-- START Stored rows --

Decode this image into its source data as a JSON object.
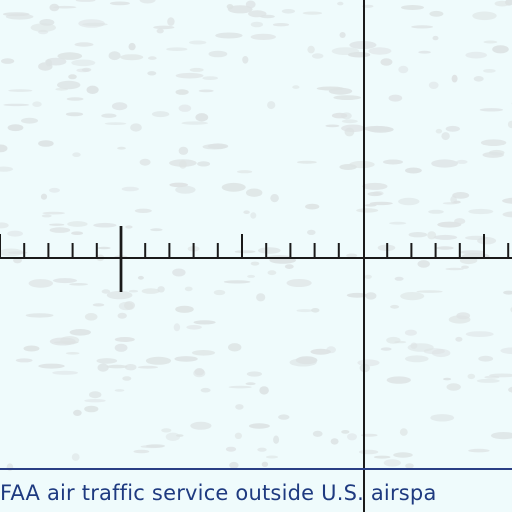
{
  "map": {
    "background_color": "#effbfc",
    "texture_color": "#dde3e4",
    "line_color": "#1a1a1a",
    "boundary_color": "#2a3f85"
  },
  "airspace_boundary": {
    "label": "FAA air traffic service outside U.S. airspa",
    "text_color": "#1e3a80"
  }
}
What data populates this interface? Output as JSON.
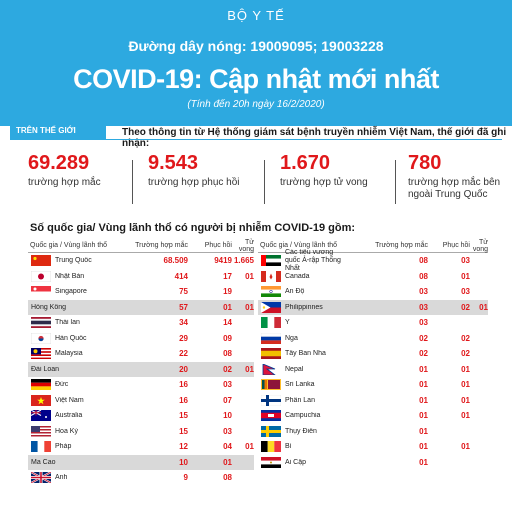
{
  "header": {
    "org": "BỘ Y TẾ",
    "hotline": "Đường dây nóng: 19009095; 19003228",
    "title": "COVID-19: Cập nhật mới nhất",
    "as_of": "(Tính đến 20h ngày 16/2/2020)"
  },
  "world": {
    "tag": "TRÊN THẾ GIỚI",
    "intro": "Theo thông tin từ Hệ thống giám sát bệnh truyền nhiễm Việt Nam, thế giới đã ghi nhận:",
    "stats": [
      {
        "value": "69.289",
        "label": "trường hợp mắc"
      },
      {
        "value": "9.543",
        "label": "trường hợp phục hồi"
      },
      {
        "value": "1.670",
        "label": "trường hợp tử vong"
      },
      {
        "value": "780",
        "label": "trường hợp mắc bên ngoài Trung Quốc"
      }
    ]
  },
  "countries_heading": "Số quốc gia/ Vùng lãnh thổ có người bị nhiễm COVID-19 gồm:",
  "table": {
    "columns": [
      "Quốc gia / Vùng lãnh thổ",
      "Trường hợp mắc",
      "Phục hồi",
      "Tử vong"
    ],
    "left": [
      {
        "name": "Trung Quốc",
        "cases": "68.509",
        "rec": "9419",
        "dead": "1.665",
        "flag": "china"
      },
      {
        "name": "Nhật Bản",
        "cases": "414",
        "rec": "17",
        "dead": "01",
        "flag": "japan"
      },
      {
        "name": "Singapore",
        "cases": "75",
        "rec": "19",
        "dead": "",
        "flag": "singapore"
      },
      {
        "name": "Hồng Kông",
        "cases": "57",
        "rec": "01",
        "dead": "01",
        "flag": ""
      },
      {
        "name": "Thái lan",
        "cases": "34",
        "rec": "14",
        "dead": "",
        "flag": "thailand"
      },
      {
        "name": "Hàn Quốc",
        "cases": "29",
        "rec": "09",
        "dead": "",
        "flag": "korea"
      },
      {
        "name": "Malaysia",
        "cases": "22",
        "rec": "08",
        "dead": "",
        "flag": "malaysia"
      },
      {
        "name": "Đài Loan",
        "cases": "20",
        "rec": "02",
        "dead": "01",
        "flag": ""
      },
      {
        "name": "Đức",
        "cases": "16",
        "rec": "03",
        "dead": "",
        "flag": "germany"
      },
      {
        "name": "Việt Nam",
        "cases": "16",
        "rec": "07",
        "dead": "",
        "flag": "vietnam"
      },
      {
        "name": "Australia",
        "cases": "15",
        "rec": "10",
        "dead": "",
        "flag": "australia"
      },
      {
        "name": "Hoa Kỳ",
        "cases": "15",
        "rec": "03",
        "dead": "",
        "flag": "usa"
      },
      {
        "name": "Pháp",
        "cases": "12",
        "rec": "04",
        "dead": "01",
        "flag": "france"
      },
      {
        "name": "Ma Cao",
        "cases": "10",
        "rec": "01",
        "dead": "",
        "flag": ""
      },
      {
        "name": "Anh",
        "cases": "9",
        "rec": "08",
        "dead": "",
        "flag": "uk"
      }
    ],
    "right": [
      {
        "name": "Các tiểu vương quốc Ả-rập Thống Nhất",
        "cases": "08",
        "rec": "03",
        "dead": "",
        "flag": "uae"
      },
      {
        "name": "Canada",
        "cases": "08",
        "rec": "01",
        "dead": "",
        "flag": "canada"
      },
      {
        "name": "Ấn Độ",
        "cases": "03",
        "rec": "03",
        "dead": "",
        "flag": "india"
      },
      {
        "name": "Philippinnes",
        "cases": "03",
        "rec": "02",
        "dead": "01",
        "flag": "philippines"
      },
      {
        "name": "Ý",
        "cases": "03",
        "rec": "",
        "dead": "",
        "flag": "italy"
      },
      {
        "name": "Nga",
        "cases": "02",
        "rec": "02",
        "dead": "",
        "flag": "russia"
      },
      {
        "name": "Tây Ban Nha",
        "cases": "02",
        "rec": "02",
        "dead": "",
        "flag": "spain"
      },
      {
        "name": "Nepal",
        "cases": "01",
        "rec": "01",
        "dead": "",
        "flag": "nepal"
      },
      {
        "name": "Sri Lanka",
        "cases": "01",
        "rec": "01",
        "dead": "",
        "flag": "srilanka"
      },
      {
        "name": "Phần Lan",
        "cases": "01",
        "rec": "01",
        "dead": "",
        "flag": "finland"
      },
      {
        "name": "Campuchia",
        "cases": "01",
        "rec": "01",
        "dead": "",
        "flag": "cambodia"
      },
      {
        "name": "Thụy Điển",
        "cases": "01",
        "rec": "",
        "dead": "",
        "flag": "sweden"
      },
      {
        "name": "Bỉ",
        "cases": "01",
        "rec": "01",
        "dead": "",
        "flag": "belgium"
      },
      {
        "name": "Ai Cập",
        "cases": "01",
        "rec": "",
        "dead": "",
        "flag": "egypt"
      }
    ]
  },
  "colors": {
    "accent": "#2da9e0",
    "value_red": "#e0181b",
    "row_shade": "#d9d9d9"
  }
}
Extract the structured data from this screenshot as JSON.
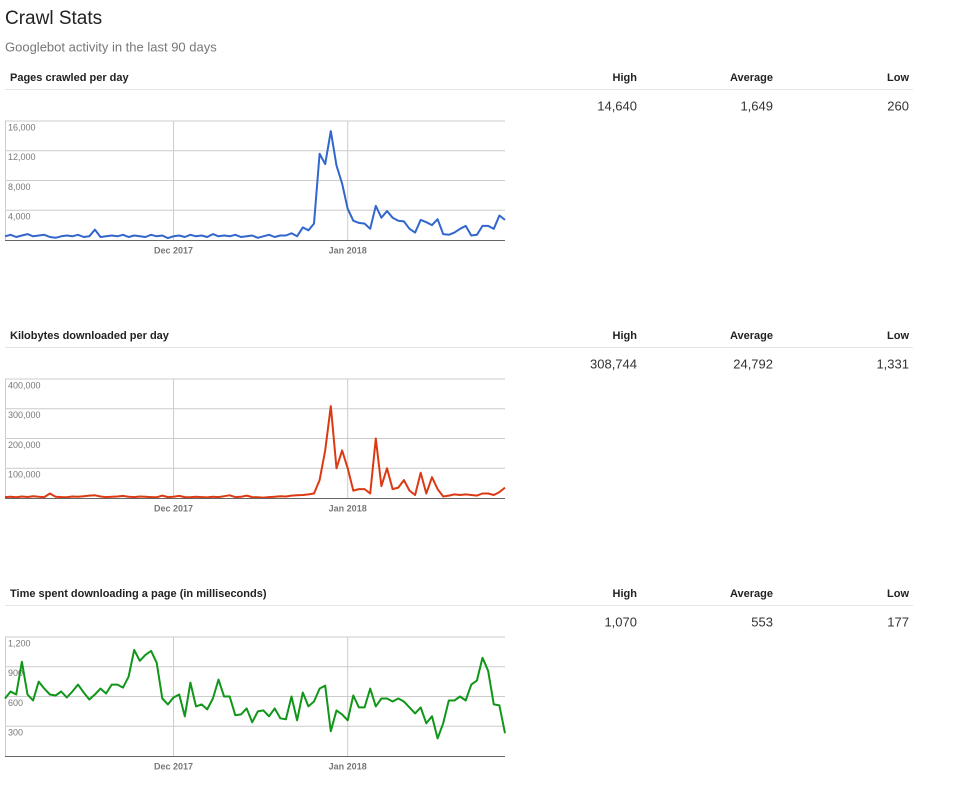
{
  "header": {
    "title": "Crawl Stats",
    "subtitle": "Googlebot activity in the last 90 days"
  },
  "sections": [
    {
      "title": "Pages crawled per day",
      "stats": {
        "labels": [
          "High",
          "Average",
          "Low"
        ],
        "values": [
          "14,640",
          "1,649",
          "260"
        ]
      }
    },
    {
      "title": "Kilobytes downloaded per day",
      "stats": {
        "labels": [
          "High",
          "Average",
          "Low"
        ],
        "values": [
          "308,744",
          "24,792",
          "1,331"
        ]
      }
    },
    {
      "title": "Time spent downloading a page (in milliseconds)",
      "stats": {
        "labels": [
          "High",
          "Average",
          "Low"
        ],
        "values": [
          "1,070",
          "553",
          "177"
        ]
      }
    }
  ],
  "chart_data": [
    {
      "type": "line",
      "color": "#3366cc",
      "categories": [
        null,
        null,
        null,
        null,
        null,
        null,
        null,
        null,
        null,
        null,
        null,
        null,
        null,
        null,
        null,
        null,
        null,
        null,
        null,
        null,
        null,
        null,
        null,
        null,
        null,
        null,
        null,
        null,
        null,
        null,
        "Dec 2017",
        null,
        null,
        null,
        null,
        null,
        null,
        null,
        null,
        null,
        null,
        null,
        null,
        null,
        null,
        null,
        null,
        null,
        null,
        null,
        null,
        null,
        null,
        null,
        null,
        null,
        null,
        null,
        null,
        null,
        null,
        "Jan 2018",
        null,
        null,
        null,
        null,
        null,
        null,
        null,
        null,
        null,
        null,
        null,
        null,
        null,
        null,
        null,
        null,
        null,
        null,
        null,
        null,
        null,
        null,
        null,
        null,
        null,
        null,
        null,
        null
      ],
      "values": [
        500,
        700,
        400,
        600,
        800,
        500,
        600,
        700,
        400,
        300,
        500,
        600,
        500,
        700,
        400,
        500,
        1400,
        400,
        500,
        600,
        500,
        700,
        400,
        600,
        500,
        400,
        700,
        500,
        600,
        260,
        500,
        600,
        400,
        700,
        500,
        600,
        400,
        800,
        500,
        600,
        500,
        700,
        400,
        500,
        600,
        300,
        500,
        700,
        400,
        600,
        600,
        900,
        500,
        1700,
        1300,
        2200,
        11600,
        10200,
        14640,
        10000,
        7600,
        4200,
        2600,
        2300,
        2200,
        1500,
        4600,
        3000,
        3900,
        3000,
        2600,
        2500,
        1500,
        1000,
        2700,
        2400,
        2000,
        2800,
        800,
        700,
        1000,
        1500,
        1900,
        600,
        700,
        1900,
        1900,
        1500,
        3300,
        2700
      ],
      "ylim": [
        0,
        16000
      ],
      "yticks": [
        {
          "value": 4000,
          "label": "4,000"
        },
        {
          "value": 8000,
          "label": "8,000"
        },
        {
          "value": 12000,
          "label": "12,000"
        },
        {
          "value": 16000,
          "label": "16,000"
        }
      ]
    },
    {
      "type": "line",
      "color": "#dc3912",
      "categories": [
        null,
        null,
        null,
        null,
        null,
        null,
        null,
        null,
        null,
        null,
        null,
        null,
        null,
        null,
        null,
        null,
        null,
        null,
        null,
        null,
        null,
        null,
        null,
        null,
        null,
        null,
        null,
        null,
        null,
        null,
        "Dec 2017",
        null,
        null,
        null,
        null,
        null,
        null,
        null,
        null,
        null,
        null,
        null,
        null,
        null,
        null,
        null,
        null,
        null,
        null,
        null,
        null,
        null,
        null,
        null,
        null,
        null,
        null,
        null,
        null,
        null,
        null,
        "Jan 2018",
        null,
        null,
        null,
        null,
        null,
        null,
        null,
        null,
        null,
        null,
        null,
        null,
        null,
        null,
        null,
        null,
        null,
        null,
        null,
        null,
        null,
        null,
        null,
        null,
        null,
        null,
        null,
        null
      ],
      "values": [
        3000,
        4000,
        2500,
        5000,
        3500,
        6000,
        4000,
        3000,
        15000,
        4000,
        3000,
        2500,
        5000,
        4000,
        6000,
        8000,
        9000,
        5000,
        3000,
        4000,
        5000,
        7000,
        4000,
        3000,
        5000,
        4000,
        3000,
        2500,
        8000,
        3000,
        4000,
        7000,
        3000,
        2500,
        4000,
        3000,
        2000,
        4000,
        3000,
        6000,
        9000,
        3000,
        4000,
        8000,
        3000,
        2500,
        1331,
        3000,
        4000,
        6000,
        5000,
        8000,
        9000,
        10000,
        12000,
        15000,
        60000,
        160000,
        308744,
        100000,
        160000,
        100000,
        25000,
        30000,
        30000,
        15000,
        200000,
        40000,
        100000,
        30000,
        35000,
        60000,
        25000,
        10000,
        85000,
        15000,
        70000,
        30000,
        5000,
        8000,
        12000,
        10000,
        12000,
        10000,
        8000,
        15000,
        15000,
        10000,
        20000,
        35000
      ],
      "ylim": [
        0,
        400000
      ],
      "yticks": [
        {
          "value": 100000,
          "label": "100,000"
        },
        {
          "value": 200000,
          "label": "200,000"
        },
        {
          "value": 300000,
          "label": "300,000"
        },
        {
          "value": 400000,
          "label": "400,000"
        }
      ]
    },
    {
      "type": "line",
      "color": "#109618",
      "categories": [
        null,
        null,
        null,
        null,
        null,
        null,
        null,
        null,
        null,
        null,
        null,
        null,
        null,
        null,
        null,
        null,
        null,
        null,
        null,
        null,
        null,
        null,
        null,
        null,
        null,
        null,
        null,
        null,
        null,
        null,
        "Dec 2017",
        null,
        null,
        null,
        null,
        null,
        null,
        null,
        null,
        null,
        null,
        null,
        null,
        null,
        null,
        null,
        null,
        null,
        null,
        null,
        null,
        null,
        null,
        null,
        null,
        null,
        null,
        null,
        null,
        null,
        null,
        "Jan 2018",
        null,
        null,
        null,
        null,
        null,
        null,
        null,
        null,
        null,
        null,
        null,
        null,
        null,
        null,
        null,
        null,
        null,
        null,
        null,
        null,
        null,
        null,
        null,
        null,
        null,
        null,
        null,
        null
      ],
      "values": [
        580,
        650,
        620,
        950,
        620,
        560,
        750,
        680,
        620,
        610,
        650,
        590,
        650,
        720,
        640,
        570,
        620,
        680,
        630,
        720,
        720,
        690,
        800,
        1070,
        960,
        1020,
        1060,
        940,
        580,
        520,
        590,
        620,
        400,
        740,
        500,
        520,
        470,
        580,
        770,
        600,
        600,
        410,
        420,
        480,
        340,
        450,
        460,
        400,
        480,
        380,
        370,
        600,
        360,
        640,
        500,
        550,
        680,
        710,
        250,
        460,
        420,
        360,
        610,
        490,
        490,
        680,
        500,
        580,
        580,
        550,
        580,
        550,
        490,
        430,
        490,
        330,
        400,
        177,
        330,
        560,
        560,
        600,
        560,
        720,
        760,
        990,
        860,
        520,
        510,
        230
      ],
      "ylim": [
        0,
        1200
      ],
      "yticks": [
        {
          "value": 300,
          "label": "300"
        },
        {
          "value": 600,
          "label": "600"
        },
        {
          "value": 900,
          "label": "900"
        },
        {
          "value": 1200,
          "label": "1,200"
        }
      ]
    }
  ]
}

-- END Stored rows --

■ Task details ■
Find the lines above that contain the word "Vùng" and collect them.

■ Answer to the exercise ■
  "countries_heading": "Số quốc gia/ Vùng lãnh thổ có người bị nhiễm COVID-19 gồm:",
      "Quốc gia / Vùng lãnh thổ",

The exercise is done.